- _Written request_:
Could you write out the records below exactly as they appear?

(Figure record extracts)

····················

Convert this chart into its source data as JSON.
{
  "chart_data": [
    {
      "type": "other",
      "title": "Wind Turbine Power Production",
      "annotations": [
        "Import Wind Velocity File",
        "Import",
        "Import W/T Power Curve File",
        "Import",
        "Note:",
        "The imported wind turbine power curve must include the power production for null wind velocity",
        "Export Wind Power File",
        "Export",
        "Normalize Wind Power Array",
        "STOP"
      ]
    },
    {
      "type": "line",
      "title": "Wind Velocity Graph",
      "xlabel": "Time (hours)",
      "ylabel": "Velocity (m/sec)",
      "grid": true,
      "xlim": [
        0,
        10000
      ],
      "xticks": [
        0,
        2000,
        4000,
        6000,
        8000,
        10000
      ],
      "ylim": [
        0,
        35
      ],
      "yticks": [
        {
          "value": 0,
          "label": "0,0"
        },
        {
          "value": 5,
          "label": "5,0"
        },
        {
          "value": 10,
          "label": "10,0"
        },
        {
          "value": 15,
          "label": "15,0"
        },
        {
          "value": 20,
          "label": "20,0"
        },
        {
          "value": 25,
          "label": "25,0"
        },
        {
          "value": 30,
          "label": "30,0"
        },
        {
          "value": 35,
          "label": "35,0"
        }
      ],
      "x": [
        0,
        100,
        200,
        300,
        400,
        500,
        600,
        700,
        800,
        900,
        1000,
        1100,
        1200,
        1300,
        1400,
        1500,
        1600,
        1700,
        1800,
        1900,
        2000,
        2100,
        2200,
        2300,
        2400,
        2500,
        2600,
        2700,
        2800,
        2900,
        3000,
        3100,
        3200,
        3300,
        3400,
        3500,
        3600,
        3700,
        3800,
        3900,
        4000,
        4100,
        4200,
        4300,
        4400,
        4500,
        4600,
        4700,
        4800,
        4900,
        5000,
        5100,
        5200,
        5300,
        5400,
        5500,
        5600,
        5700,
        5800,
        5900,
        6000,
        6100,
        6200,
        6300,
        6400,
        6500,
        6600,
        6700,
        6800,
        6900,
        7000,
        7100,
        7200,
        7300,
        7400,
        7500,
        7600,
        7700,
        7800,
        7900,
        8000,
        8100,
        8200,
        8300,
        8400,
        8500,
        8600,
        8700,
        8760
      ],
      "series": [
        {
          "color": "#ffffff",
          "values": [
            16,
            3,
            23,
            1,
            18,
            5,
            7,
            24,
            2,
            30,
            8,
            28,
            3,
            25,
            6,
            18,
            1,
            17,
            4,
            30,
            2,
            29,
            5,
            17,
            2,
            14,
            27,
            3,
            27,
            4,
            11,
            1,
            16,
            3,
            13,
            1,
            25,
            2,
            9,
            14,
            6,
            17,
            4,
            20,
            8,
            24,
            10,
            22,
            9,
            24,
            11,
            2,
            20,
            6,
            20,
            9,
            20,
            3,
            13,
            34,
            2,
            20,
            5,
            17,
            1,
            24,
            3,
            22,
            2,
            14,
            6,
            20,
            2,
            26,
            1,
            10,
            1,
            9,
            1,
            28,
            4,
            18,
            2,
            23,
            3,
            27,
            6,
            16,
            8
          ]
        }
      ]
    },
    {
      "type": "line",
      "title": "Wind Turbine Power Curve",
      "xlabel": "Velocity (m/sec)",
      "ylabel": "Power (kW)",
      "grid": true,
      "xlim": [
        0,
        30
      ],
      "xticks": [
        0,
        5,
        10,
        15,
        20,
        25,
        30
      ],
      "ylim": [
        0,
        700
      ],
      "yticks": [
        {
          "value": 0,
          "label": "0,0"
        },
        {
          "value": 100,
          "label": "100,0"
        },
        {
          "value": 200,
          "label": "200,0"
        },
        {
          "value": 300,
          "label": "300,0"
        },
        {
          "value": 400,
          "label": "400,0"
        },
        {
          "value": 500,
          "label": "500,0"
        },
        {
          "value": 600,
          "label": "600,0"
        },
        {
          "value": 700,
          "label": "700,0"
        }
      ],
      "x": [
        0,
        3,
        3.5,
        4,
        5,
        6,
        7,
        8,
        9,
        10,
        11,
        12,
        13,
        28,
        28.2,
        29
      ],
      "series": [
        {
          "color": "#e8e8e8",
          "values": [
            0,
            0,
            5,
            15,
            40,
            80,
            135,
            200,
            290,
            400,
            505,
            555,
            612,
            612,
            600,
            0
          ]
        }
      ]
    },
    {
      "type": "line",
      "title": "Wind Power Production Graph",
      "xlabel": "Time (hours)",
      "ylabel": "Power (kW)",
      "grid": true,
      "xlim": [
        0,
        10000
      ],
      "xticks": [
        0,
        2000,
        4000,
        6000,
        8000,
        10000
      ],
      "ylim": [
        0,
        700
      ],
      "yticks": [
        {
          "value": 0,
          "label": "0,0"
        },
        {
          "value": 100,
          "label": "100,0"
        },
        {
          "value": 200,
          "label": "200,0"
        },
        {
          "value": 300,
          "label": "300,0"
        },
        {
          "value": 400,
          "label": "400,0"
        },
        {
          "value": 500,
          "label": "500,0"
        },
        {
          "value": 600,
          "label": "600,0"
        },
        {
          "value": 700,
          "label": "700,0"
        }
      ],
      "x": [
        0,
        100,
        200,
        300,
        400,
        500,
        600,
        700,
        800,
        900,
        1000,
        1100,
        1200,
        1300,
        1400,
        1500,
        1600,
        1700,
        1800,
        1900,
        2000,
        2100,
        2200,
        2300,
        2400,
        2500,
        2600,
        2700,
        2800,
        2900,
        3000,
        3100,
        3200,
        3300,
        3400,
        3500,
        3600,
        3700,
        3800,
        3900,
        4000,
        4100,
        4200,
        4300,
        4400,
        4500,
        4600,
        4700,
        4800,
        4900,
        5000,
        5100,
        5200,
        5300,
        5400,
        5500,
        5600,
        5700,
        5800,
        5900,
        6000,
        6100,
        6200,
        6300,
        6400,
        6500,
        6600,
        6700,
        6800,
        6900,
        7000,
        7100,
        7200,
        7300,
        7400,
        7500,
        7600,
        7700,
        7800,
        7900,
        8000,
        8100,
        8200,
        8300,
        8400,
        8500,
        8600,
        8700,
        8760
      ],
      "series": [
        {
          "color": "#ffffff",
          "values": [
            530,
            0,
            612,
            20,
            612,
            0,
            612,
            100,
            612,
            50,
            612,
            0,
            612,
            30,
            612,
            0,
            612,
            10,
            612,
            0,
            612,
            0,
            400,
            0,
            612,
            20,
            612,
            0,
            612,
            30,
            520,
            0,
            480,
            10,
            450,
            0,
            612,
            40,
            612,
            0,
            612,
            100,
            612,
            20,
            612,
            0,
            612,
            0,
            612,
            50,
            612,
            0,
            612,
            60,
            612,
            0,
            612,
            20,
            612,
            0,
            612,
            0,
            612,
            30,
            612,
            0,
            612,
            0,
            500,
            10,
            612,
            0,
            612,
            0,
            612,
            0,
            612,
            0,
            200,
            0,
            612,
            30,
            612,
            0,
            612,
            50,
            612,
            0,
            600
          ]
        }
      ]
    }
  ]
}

····················

- _Exercise response_:
Convert this chart into its source data as JSON.
{
  "chart_data": [
    {
      "type": "other",
      "title": "Wind Turbine Power Production",
      "annotations": [
        "Import Wind Velocity File",
        "Import",
        "Import W/T Power Curve File",
        "Import",
        "Note:",
        "The imported wind turbine power curve must include the power production for null wind velocity",
        "Export Wind Power File",
        "Export",
        "Normalize Wind Power Array",
        "STOP"
      ]
    },
    {
      "type": "line",
      "title": "Wind Velocity Graph",
      "xlabel": "Time (hours)",
      "ylabel": "Velocity (m/sec)",
      "grid": true,
      "xlim": [
        0,
        10000
      ],
      "xticks": [
        0,
        2000,
        4000,
        6000,
        8000,
        10000
      ],
      "ylim": [
        0,
        35
      ],
      "yticks": [
        {
          "value": 0,
          "label": "0,0"
        },
        {
          "value": 5,
          "label": "5,0"
        },
        {
          "value": 10,
          "label": "10,0"
        },
        {
          "value": 15,
          "label": "15,0"
        },
        {
          "value": 20,
          "label": "20,0"
        },
        {
          "value": 25,
          "label": "25,0"
        },
        {
          "value": 30,
          "label": "30,0"
        },
        {
          "value": 35,
          "label": "35,0"
        }
      ],
      "x": [
        0,
        100,
        200,
        300,
        400,
        500,
        600,
        700,
        800,
        900,
        1000,
        1100,
        1200,
        1300,
        1400,
        1500,
        1600,
        1700,
        1800,
        1900,
        2000,
        2100,
        2200,
        2300,
        2400,
        2500,
        2600,
        2700,
        2800,
        2900,
        3000,
        3100,
        3200,
        3300,
        3400,
        3500,
        3600,
        3700,
        3800,
        3900,
        4000,
        4100,
        4200,
        4300,
        4400,
        4500,
        4600,
        4700,
        4800,
        4900,
        5000,
        5100,
        5200,
        5300,
        5400,
        5500,
        5600,
        5700,
        5800,
        5900,
        6000,
        6100,
        6200,
        6300,
        6400,
        6500,
        6600,
        6700,
        6800,
        6900,
        7000,
        7100,
        7200,
        7300,
        7400,
        7500,
        7600,
        7700,
        7800,
        7900,
        8000,
        8100,
        8200,
        8300,
        8400,
        8500,
        8600,
        8700,
        8760
      ],
      "series": [
        {
          "color": "#ffffff",
          "values": [
            16,
            3,
            23,
            1,
            18,
            5,
            7,
            24,
            2,
            30,
            8,
            28,
            3,
            25,
            6,
            18,
            1,
            17,
            4,
            30,
            2,
            29,
            5,
            17,
            2,
            14,
            27,
            3,
            27,
            4,
            11,
            1,
            16,
            3,
            13,
            1,
            25,
            2,
            9,
            14,
            6,
            17,
            4,
            20,
            8,
            24,
            10,
            22,
            9,
            24,
            11,
            2,
            20,
            6,
            20,
            9,
            20,
            3,
            13,
            34,
            2,
            20,
            5,
            17,
            1,
            24,
            3,
            22,
            2,
            14,
            6,
            20,
            2,
            26,
            1,
            10,
            1,
            9,
            1,
            28,
            4,
            18,
            2,
            23,
            3,
            27,
            6,
            16,
            8
          ]
        }
      ]
    },
    {
      "type": "line",
      "title": "Wind Turbine Power Curve",
      "xlabel": "Velocity (m/sec)",
      "ylabel": "Power (kW)",
      "grid": true,
      "xlim": [
        0,
        30
      ],
      "xticks": [
        0,
        5,
        10,
        15,
        20,
        25,
        30
      ],
      "ylim": [
        0,
        700
      ],
      "yticks": [
        {
          "value": 0,
          "label": "0,0"
        },
        {
          "value": 100,
          "label": "100,0"
        },
        {
          "value": 200,
          "label": "200,0"
        },
        {
          "value": 300,
          "label": "300,0"
        },
        {
          "value": 400,
          "label": "400,0"
        },
        {
          "value": 500,
          "label": "500,0"
        },
        {
          "value": 600,
          "label": "600,0"
        },
        {
          "value": 700,
          "label": "700,0"
        }
      ],
      "x": [
        0,
        3,
        3.5,
        4,
        5,
        6,
        7,
        8,
        9,
        10,
        11,
        12,
        13,
        28,
        28.2,
        29
      ],
      "series": [
        {
          "color": "#e8e8e8",
          "values": [
            0,
            0,
            5,
            15,
            40,
            80,
            135,
            200,
            290,
            400,
            505,
            555,
            612,
            612,
            600,
            0
          ]
        }
      ]
    },
    {
      "type": "line",
      "title": "Wind Power Production Graph",
      "xlabel": "Time (hours)",
      "ylabel": "Power (kW)",
      "grid": true,
      "xlim": [
        0,
        10000
      ],
      "xticks": [
        0,
        2000,
        4000,
        6000,
        8000,
        10000
      ],
      "ylim": [
        0,
        700
      ],
      "yticks": [
        {
          "value": 0,
          "label": "0,0"
        },
        {
          "value": 100,
          "label": "100,0"
        },
        {
          "value": 200,
          "label": "200,0"
        },
        {
          "value": 300,
          "label": "300,0"
        },
        {
          "value": 400,
          "label": "400,0"
        },
        {
          "value": 500,
          "label": "500,0"
        },
        {
          "value": 600,
          "label": "600,0"
        },
        {
          "value": 700,
          "label": "700,0"
        }
      ],
      "x": [
        0,
        100,
        200,
        300,
        400,
        500,
        600,
        700,
        800,
        900,
        1000,
        1100,
        1200,
        1300,
        1400,
        1500,
        1600,
        1700,
        1800,
        1900,
        2000,
        2100,
        2200,
        2300,
        2400,
        2500,
        2600,
        2700,
        2800,
        2900,
        3000,
        3100,
        3200,
        3300,
        3400,
        3500,
        3600,
        3700,
        3800,
        3900,
        4000,
        4100,
        4200,
        4300,
        4400,
        4500,
        4600,
        4700,
        4800,
        4900,
        5000,
        5100,
        5200,
        5300,
        5400,
        5500,
        5600,
        5700,
        5800,
        5900,
        6000,
        6100,
        6200,
        6300,
        6400,
        6500,
        6600,
        6700,
        6800,
        6900,
        7000,
        7100,
        7200,
        7300,
        7400,
        7500,
        7600,
        7700,
        7800,
        7900,
        8000,
        8100,
        8200,
        8300,
        8400,
        8500,
        8600,
        8700,
        8760
      ],
      "series": [
        {
          "color": "#ffffff",
          "values": [
            530,
            0,
            612,
            20,
            612,
            0,
            612,
            100,
            612,
            50,
            612,
            0,
            612,
            30,
            612,
            0,
            612,
            10,
            612,
            0,
            612,
            0,
            400,
            0,
            612,
            20,
            612,
            0,
            612,
            30,
            520,
            0,
            480,
            10,
            450,
            0,
            612,
            40,
            612,
            0,
            612,
            100,
            612,
            20,
            612,
            0,
            612,
            0,
            612,
            50,
            612,
            0,
            612,
            60,
            612,
            0,
            612,
            20,
            612,
            0,
            612,
            0,
            612,
            30,
            612,
            0,
            612,
            0,
            500,
            10,
            612,
            0,
            612,
            0,
            612,
            0,
            612,
            0,
            200,
            0,
            612,
            30,
            612,
            0,
            612,
            50,
            612,
            0,
            600
          ]
        }
      ]
    }
  ]
}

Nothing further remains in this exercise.